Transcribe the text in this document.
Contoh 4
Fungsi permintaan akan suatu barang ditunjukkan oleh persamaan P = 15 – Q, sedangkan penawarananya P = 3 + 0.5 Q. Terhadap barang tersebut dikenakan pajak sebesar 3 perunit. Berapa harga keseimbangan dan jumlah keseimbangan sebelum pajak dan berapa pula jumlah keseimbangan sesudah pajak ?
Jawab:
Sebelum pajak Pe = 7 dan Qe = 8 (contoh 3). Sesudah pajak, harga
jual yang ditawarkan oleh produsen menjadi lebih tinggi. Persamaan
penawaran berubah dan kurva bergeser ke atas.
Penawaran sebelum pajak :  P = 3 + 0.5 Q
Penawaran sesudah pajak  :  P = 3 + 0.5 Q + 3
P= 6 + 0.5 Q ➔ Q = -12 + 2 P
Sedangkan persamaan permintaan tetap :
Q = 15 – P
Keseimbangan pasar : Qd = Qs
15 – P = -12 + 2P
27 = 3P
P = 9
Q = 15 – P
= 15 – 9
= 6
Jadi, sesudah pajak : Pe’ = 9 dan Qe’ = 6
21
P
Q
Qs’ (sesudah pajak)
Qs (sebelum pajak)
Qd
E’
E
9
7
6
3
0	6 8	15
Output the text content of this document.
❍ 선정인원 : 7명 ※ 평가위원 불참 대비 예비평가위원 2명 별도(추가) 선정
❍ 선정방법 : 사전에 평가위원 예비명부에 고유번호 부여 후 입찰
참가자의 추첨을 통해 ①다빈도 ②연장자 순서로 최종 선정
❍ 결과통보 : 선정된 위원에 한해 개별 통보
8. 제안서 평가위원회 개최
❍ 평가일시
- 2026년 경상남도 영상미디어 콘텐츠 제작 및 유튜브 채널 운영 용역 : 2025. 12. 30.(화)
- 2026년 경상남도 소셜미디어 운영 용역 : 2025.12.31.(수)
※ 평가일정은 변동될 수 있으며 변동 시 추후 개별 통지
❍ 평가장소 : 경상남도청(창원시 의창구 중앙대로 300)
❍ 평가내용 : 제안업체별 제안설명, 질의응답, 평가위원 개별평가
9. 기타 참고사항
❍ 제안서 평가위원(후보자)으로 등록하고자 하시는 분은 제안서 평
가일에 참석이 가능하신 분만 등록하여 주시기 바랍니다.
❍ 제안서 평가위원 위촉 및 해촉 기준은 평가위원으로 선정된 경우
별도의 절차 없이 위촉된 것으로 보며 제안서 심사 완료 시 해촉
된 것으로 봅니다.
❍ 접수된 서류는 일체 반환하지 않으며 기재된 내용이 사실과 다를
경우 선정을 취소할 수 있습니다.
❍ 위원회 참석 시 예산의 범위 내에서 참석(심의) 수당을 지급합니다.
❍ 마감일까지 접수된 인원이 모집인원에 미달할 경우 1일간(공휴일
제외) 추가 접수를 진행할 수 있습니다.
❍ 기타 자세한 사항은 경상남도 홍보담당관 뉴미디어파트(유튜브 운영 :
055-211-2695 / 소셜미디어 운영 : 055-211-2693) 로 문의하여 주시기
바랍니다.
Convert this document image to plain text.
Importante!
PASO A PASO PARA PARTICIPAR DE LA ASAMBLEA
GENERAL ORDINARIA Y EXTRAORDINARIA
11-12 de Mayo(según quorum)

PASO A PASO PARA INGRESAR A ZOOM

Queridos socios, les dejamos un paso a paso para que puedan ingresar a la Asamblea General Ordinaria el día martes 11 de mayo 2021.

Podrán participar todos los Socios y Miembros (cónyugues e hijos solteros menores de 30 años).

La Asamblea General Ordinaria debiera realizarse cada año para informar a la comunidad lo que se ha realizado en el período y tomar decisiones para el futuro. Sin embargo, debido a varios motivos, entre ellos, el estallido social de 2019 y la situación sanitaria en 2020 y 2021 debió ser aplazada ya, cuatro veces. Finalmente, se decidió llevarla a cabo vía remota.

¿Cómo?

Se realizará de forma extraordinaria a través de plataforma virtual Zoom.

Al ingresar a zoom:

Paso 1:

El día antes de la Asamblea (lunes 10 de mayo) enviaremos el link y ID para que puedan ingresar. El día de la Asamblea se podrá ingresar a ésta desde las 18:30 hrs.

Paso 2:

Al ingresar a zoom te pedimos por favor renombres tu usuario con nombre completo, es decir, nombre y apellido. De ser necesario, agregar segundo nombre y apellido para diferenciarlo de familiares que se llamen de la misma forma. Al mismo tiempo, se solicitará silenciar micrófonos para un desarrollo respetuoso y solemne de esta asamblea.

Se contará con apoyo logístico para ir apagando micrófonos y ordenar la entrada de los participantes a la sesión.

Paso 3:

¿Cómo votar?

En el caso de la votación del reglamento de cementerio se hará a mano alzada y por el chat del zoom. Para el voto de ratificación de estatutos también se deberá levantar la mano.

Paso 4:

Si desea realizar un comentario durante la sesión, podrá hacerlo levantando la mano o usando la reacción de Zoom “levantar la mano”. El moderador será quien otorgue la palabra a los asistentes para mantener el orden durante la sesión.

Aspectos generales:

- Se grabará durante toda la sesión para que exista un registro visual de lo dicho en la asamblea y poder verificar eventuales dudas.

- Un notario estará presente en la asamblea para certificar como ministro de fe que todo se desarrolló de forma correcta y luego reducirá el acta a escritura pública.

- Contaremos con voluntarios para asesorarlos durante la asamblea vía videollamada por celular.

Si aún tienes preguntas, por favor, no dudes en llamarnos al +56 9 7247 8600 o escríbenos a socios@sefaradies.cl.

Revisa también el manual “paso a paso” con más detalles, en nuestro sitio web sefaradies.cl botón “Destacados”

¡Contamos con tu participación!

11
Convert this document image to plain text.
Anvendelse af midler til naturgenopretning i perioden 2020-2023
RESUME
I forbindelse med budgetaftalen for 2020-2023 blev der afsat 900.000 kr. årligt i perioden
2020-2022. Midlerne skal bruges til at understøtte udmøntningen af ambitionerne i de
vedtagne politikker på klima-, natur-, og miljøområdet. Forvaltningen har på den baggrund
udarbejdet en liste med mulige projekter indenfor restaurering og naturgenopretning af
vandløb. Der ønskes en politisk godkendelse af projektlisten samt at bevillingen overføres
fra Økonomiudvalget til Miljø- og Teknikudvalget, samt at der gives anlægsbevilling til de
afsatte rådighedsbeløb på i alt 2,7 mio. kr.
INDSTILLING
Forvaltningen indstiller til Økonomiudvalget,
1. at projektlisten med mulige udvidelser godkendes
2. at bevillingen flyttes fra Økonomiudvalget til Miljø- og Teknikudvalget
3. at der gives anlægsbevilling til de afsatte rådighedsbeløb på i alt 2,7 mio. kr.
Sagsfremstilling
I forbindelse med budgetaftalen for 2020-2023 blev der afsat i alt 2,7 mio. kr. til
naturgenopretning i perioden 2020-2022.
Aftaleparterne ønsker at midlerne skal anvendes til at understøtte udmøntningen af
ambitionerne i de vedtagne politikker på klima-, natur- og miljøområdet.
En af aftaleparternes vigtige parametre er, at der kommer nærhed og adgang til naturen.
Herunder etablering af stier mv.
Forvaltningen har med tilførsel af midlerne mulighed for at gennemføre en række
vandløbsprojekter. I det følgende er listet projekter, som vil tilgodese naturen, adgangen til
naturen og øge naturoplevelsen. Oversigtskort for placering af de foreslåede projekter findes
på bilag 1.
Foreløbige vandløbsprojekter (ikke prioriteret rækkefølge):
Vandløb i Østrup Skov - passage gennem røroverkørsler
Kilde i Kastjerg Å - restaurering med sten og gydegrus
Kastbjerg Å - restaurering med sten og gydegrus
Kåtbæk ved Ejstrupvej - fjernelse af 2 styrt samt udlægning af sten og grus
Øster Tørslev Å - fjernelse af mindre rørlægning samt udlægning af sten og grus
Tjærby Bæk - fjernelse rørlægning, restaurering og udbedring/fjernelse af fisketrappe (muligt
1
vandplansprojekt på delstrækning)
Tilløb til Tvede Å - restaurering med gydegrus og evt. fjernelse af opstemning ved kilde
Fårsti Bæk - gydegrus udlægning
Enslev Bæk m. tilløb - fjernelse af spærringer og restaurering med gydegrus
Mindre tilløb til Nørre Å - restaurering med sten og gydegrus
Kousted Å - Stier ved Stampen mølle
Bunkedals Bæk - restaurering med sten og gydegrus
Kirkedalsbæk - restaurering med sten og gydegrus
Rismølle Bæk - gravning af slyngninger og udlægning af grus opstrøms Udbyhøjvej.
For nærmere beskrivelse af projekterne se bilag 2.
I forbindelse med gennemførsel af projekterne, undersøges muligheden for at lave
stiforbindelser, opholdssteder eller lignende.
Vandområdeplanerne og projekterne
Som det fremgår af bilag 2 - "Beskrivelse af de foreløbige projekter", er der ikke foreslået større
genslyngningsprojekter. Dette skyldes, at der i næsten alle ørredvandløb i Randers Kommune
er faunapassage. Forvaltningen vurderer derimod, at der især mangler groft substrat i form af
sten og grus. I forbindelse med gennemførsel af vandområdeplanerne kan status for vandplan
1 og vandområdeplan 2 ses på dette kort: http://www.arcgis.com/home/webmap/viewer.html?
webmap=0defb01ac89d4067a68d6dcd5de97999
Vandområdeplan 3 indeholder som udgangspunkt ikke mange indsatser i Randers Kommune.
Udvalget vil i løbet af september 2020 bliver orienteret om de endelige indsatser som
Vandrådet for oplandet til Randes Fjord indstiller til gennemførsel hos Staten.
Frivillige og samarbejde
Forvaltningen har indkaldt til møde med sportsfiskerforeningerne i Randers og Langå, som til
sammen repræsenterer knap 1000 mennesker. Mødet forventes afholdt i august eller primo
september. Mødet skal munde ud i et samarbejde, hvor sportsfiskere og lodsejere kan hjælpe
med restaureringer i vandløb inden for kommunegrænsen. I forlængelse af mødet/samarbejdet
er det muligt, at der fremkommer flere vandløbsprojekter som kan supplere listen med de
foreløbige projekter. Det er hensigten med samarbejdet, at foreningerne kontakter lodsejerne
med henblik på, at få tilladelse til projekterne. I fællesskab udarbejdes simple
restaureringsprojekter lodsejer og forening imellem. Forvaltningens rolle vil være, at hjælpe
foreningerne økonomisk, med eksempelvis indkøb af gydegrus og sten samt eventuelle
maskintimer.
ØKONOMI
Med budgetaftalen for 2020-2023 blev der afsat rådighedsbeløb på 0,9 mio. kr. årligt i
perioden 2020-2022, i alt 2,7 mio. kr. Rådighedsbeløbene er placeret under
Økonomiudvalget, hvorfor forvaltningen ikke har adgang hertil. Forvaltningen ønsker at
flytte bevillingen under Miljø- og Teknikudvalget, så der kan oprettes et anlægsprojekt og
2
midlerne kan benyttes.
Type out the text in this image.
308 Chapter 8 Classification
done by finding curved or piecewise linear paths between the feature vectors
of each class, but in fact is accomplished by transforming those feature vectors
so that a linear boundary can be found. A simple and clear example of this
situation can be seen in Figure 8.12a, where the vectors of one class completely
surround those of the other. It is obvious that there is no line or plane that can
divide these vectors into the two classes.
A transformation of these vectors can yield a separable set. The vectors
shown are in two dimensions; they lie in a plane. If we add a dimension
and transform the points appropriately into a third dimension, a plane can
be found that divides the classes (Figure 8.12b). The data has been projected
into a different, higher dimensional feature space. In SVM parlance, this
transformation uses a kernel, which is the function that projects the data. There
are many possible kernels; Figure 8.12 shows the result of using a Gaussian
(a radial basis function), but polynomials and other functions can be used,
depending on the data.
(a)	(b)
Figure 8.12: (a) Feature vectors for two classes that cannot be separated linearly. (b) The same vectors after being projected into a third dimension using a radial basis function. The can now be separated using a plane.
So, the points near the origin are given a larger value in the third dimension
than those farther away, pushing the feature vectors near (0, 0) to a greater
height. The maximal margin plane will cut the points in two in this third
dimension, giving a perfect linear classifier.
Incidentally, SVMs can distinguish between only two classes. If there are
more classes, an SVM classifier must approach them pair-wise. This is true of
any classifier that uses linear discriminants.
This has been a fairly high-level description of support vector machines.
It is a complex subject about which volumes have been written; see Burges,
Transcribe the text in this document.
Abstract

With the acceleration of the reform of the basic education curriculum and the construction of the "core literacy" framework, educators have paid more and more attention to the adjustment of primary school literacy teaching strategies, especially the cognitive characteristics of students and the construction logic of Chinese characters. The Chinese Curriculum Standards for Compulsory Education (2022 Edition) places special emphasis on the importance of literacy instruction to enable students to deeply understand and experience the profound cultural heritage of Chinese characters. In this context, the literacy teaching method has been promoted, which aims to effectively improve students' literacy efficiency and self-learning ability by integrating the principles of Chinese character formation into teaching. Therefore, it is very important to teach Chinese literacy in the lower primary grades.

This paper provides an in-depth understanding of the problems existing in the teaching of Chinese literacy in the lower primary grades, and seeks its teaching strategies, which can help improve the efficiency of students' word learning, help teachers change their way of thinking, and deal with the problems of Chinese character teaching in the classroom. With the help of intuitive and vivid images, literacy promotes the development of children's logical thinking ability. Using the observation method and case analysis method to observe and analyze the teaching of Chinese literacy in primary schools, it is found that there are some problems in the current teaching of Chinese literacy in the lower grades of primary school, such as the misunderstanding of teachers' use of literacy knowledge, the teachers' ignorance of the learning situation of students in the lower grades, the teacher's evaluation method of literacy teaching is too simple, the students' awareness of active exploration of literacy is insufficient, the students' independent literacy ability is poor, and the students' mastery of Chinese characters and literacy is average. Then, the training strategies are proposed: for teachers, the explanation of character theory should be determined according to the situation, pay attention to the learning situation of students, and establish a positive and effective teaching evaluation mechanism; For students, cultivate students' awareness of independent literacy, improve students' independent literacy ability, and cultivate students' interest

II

GIVEN REQUEST: In the records above, locate each line with the word "september". Copy all such lines.

RIGHT ANSWER:
Udvalget vil i løbet af september 2020 bliver orienteret om de endelige indsatser som
september. Mødet skal munde ud i et samarbejde, hvor sportsfiskere og lodsejere kan hjælpe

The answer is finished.